### STATED EXERCISE
Only lines with the word "Plot" are needed; collect each of them from the listing below.

-*-

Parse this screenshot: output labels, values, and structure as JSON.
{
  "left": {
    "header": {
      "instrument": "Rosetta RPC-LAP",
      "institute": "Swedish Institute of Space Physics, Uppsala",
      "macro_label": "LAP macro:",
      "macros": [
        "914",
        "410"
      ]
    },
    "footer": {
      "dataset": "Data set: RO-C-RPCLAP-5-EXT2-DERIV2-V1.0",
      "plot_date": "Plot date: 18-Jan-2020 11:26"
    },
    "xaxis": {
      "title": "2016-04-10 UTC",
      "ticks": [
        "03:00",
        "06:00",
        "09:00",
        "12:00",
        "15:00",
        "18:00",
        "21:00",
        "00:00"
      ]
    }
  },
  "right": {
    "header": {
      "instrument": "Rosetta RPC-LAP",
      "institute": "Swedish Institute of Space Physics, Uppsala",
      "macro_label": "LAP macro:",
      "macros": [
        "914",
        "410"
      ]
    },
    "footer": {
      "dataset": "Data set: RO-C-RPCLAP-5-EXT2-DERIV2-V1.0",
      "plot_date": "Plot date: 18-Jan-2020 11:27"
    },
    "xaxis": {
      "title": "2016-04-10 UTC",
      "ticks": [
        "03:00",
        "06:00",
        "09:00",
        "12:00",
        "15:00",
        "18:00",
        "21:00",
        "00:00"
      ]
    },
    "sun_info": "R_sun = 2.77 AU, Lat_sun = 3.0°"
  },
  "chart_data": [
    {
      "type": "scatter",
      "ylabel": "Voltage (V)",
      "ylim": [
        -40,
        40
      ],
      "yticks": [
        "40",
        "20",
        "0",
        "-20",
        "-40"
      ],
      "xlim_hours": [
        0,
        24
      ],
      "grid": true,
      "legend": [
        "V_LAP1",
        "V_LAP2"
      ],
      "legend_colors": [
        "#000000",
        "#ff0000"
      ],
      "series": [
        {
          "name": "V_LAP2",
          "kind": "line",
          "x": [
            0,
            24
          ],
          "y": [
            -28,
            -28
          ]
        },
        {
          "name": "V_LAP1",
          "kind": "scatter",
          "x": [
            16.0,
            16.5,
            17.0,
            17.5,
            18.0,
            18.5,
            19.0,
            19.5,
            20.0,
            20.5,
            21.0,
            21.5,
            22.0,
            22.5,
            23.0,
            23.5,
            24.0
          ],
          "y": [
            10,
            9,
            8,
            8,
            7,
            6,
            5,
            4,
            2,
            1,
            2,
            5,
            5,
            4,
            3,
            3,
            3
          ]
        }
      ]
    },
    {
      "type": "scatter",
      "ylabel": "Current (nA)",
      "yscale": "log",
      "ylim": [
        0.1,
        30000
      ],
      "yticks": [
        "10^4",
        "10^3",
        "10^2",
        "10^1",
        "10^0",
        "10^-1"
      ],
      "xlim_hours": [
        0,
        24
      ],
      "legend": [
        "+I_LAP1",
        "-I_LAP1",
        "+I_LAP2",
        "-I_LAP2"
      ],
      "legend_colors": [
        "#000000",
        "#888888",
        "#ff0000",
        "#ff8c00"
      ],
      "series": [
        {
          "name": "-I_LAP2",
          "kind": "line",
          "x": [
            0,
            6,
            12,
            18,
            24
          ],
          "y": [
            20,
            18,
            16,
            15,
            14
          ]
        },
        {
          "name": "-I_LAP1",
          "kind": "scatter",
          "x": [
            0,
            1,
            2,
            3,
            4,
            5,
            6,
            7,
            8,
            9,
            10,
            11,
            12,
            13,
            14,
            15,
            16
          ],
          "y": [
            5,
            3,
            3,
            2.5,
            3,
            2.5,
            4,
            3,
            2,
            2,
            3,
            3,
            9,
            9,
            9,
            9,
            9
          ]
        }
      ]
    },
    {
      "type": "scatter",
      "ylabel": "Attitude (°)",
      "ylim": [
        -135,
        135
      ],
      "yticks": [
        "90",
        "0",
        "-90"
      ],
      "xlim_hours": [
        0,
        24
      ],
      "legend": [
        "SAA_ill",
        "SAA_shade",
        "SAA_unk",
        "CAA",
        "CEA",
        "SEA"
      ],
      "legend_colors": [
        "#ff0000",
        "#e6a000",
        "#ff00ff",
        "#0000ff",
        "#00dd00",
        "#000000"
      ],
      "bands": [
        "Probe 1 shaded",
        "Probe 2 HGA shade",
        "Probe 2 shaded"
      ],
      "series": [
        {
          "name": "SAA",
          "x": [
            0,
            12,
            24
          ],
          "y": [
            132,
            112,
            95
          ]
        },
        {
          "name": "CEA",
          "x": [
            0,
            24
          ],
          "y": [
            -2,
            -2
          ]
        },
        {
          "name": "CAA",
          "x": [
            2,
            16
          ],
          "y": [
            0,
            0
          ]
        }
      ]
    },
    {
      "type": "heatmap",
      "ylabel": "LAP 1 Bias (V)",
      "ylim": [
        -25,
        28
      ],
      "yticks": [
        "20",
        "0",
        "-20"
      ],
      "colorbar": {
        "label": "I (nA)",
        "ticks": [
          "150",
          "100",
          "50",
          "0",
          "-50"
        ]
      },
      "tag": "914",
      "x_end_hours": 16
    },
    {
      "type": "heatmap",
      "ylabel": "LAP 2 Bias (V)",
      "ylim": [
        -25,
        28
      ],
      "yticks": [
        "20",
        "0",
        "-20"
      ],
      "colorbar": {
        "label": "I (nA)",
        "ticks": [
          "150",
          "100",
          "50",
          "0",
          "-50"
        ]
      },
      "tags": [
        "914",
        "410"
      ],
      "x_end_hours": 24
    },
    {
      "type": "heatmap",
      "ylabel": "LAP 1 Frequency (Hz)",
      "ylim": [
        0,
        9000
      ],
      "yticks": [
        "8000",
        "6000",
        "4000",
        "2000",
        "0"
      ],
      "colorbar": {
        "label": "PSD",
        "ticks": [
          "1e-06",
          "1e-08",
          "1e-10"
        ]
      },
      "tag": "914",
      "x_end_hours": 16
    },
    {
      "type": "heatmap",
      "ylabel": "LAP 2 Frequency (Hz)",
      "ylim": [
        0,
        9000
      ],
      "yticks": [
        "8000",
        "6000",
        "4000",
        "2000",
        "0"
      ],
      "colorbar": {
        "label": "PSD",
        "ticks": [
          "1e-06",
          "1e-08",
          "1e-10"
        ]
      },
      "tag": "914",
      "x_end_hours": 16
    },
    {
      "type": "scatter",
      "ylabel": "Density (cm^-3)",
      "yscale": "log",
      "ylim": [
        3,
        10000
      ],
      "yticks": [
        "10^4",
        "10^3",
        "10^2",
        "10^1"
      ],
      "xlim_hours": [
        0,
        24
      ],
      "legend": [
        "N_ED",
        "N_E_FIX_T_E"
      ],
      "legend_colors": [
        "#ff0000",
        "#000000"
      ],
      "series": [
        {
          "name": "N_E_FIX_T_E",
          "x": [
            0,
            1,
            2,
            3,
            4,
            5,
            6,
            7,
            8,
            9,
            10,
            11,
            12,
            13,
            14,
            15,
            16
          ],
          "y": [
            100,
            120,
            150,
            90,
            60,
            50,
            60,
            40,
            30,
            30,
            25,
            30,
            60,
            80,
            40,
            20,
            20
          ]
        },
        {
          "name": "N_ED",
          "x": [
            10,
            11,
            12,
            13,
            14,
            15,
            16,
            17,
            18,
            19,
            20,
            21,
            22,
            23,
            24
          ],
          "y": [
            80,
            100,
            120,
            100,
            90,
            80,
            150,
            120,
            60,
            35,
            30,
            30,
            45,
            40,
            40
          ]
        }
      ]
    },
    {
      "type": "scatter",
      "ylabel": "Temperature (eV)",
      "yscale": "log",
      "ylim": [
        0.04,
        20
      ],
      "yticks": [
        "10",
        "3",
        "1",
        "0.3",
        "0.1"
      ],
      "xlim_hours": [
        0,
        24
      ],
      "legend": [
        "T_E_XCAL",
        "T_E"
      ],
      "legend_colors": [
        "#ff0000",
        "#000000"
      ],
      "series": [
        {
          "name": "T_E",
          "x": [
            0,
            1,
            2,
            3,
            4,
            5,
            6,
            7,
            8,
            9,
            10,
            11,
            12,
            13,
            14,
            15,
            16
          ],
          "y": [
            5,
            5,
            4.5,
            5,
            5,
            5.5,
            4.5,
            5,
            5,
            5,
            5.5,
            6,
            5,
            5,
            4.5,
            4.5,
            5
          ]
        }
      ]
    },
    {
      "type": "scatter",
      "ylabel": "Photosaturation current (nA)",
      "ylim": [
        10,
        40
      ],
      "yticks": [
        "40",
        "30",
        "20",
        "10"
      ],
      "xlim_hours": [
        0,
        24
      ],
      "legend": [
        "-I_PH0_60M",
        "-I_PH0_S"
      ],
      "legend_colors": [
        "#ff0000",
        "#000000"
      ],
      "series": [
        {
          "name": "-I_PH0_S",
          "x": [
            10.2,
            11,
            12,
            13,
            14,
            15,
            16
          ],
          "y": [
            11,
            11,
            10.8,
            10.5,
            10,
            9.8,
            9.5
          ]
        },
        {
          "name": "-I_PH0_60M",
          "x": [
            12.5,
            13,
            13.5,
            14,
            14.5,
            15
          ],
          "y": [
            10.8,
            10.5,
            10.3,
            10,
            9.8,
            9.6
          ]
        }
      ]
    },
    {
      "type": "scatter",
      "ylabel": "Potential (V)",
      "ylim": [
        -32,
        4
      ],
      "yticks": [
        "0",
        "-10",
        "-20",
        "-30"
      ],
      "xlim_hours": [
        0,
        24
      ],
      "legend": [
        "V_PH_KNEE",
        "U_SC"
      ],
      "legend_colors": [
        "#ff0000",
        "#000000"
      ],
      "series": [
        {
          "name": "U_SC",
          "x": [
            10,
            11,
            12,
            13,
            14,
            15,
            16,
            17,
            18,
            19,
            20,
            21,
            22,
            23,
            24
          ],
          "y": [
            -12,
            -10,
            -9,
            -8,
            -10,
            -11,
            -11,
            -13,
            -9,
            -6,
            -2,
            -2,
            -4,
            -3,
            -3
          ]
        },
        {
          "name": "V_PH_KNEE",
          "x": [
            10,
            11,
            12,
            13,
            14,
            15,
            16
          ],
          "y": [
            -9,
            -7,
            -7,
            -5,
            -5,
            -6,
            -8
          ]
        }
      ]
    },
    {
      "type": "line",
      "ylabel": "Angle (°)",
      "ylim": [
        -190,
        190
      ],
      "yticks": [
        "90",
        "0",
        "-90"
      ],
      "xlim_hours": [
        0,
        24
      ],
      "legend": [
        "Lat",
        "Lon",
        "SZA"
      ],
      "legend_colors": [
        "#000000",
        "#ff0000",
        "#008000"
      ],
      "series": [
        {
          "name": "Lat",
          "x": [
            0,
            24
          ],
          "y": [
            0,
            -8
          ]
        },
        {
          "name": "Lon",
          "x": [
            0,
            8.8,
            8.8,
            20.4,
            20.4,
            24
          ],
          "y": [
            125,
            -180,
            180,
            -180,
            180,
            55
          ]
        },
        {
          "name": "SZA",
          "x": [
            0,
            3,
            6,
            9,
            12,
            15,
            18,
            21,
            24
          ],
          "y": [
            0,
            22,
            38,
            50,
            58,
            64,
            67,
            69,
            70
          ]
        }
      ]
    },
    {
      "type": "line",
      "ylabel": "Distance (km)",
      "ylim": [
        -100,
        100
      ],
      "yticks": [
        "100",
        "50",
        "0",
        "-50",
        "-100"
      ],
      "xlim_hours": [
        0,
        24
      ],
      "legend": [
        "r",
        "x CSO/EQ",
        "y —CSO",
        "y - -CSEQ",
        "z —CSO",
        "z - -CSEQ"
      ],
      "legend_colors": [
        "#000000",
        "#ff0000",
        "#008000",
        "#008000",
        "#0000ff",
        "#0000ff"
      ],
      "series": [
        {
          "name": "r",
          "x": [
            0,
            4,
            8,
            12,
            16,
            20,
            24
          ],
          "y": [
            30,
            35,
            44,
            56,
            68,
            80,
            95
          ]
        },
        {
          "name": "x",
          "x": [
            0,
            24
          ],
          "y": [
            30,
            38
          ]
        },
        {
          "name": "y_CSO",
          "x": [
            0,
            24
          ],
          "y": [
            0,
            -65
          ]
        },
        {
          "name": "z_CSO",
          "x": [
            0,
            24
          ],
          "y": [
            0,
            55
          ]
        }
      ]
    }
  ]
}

-*-

### EXPECTED OUTPUT
      "plot_date": "Plot date: 18-Jan-2020 11:26"
      "plot_date": "Plot date: 18-Jan-2020 11:27"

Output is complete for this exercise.